## Extract
The main difficulty of accessing local variables is tracking the stack pointer as items are pushed and popped. In many real architectures, there is a “frame point” that points to a fixed place relative to items used by a subroutine. TTP is too primitive to dedicate yet another register for this purpose.
The parameters, return address, and local variables collectively make up the call frame of an invocation of a function. From the perspective of the callee, the parameters, and return address are already pushed on the stack at the entry point. However, a callee is responsible to allocate stack space for its own local variables.
It is best to use symbolic names to reference the offset to items in a frame from where the stack pointer points to after the entire frame is allocated. For example, consider the following C code:
void someFunc(uint8_t x, uint8_t y, uint8_t z)

[Records from a data source]
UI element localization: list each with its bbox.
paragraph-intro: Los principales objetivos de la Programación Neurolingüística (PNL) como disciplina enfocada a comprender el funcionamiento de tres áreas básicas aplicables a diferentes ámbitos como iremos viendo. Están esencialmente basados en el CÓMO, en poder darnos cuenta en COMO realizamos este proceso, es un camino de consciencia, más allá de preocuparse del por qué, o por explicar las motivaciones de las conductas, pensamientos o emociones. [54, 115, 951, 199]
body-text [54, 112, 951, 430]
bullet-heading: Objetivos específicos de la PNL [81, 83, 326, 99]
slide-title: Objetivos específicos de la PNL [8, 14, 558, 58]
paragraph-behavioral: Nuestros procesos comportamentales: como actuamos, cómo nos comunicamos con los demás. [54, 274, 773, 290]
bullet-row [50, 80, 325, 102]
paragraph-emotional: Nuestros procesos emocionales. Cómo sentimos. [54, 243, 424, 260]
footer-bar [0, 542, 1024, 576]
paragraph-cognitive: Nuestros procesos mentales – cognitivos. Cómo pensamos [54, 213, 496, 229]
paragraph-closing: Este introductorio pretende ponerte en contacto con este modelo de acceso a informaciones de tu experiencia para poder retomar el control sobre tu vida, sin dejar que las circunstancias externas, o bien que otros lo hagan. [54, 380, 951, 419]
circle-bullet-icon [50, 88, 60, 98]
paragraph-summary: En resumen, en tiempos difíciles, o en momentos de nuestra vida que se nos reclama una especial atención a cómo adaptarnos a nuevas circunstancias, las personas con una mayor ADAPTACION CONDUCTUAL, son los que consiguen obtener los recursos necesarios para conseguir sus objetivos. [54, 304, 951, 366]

## Exercise requirements
(A) In the text on call frames, what makes up the call frame of a function invocation?
(B) Set down the stretch of the text on call frames from "The parameters, return" through "y, uint8_t z)".
(C) Please resume the text on call frames from the point where it stops.

## Answers for the tasks
(A) The parameters, return address, and local variables.

(B)
The parameters, return address, and local variables collectively make up the call frame of an invocation of a function. From the perspective of the callee, the parameters, and return address are already pushed on the stack at the entry point. However, a callee is responsible to allocate stack space for its own local variables.
It is best to use symbolic names to reference the offset to items in a frame from where the stack pointer points to after the entire frame is allocated. For example, consider the following C code:
void someFunc(uint8_t x, uint8_t y, uint8_t z)

(C)
{
uint8_t a,b,c;
}
The corresponding frame looks like the following:
offset from where SP points to | what |
---|---|
6 | z |
5 | y |
4 | x |
3 | return address |
2 | c |
1 | b |
0 | a |
From the callee’s perspective, some label definitions can be used to first compute the offsets to local variables:
someFunc_a: 0 // offset from where D points to to find local var a
someFunc_b: someFunc_a 1 + // offset to local var b
someFunc_c: someFunc_b 1 + // offset to local var c
someFunc_localVarSize: someFunc_c 1 + // # bytes used for local vars
Parameters are also in a call frame, they can also have their offsets defined by labels. In this example, the following label definitions can apply:
someFunc_x: someFunc_localVarSize 1 + // add 1 to skip over the return address
someFunc_y: someFunc_x 1 +
someFunc_z: someFunc_y 1 +
The “shell” of this callee consists of the code to allocate and deallocate the local variables, as well as the code to return to the caller:
someFunc: // entry point of the callee
ldi a,someFunc_localVarSize
sub d,a // allocate stack space for local variables
// ... code for the body of someFunc
ldi b,someFunc_localVarSize
add d,b // deallocate stack space for local variables
// the SP should now point to the return address
ld b,(d)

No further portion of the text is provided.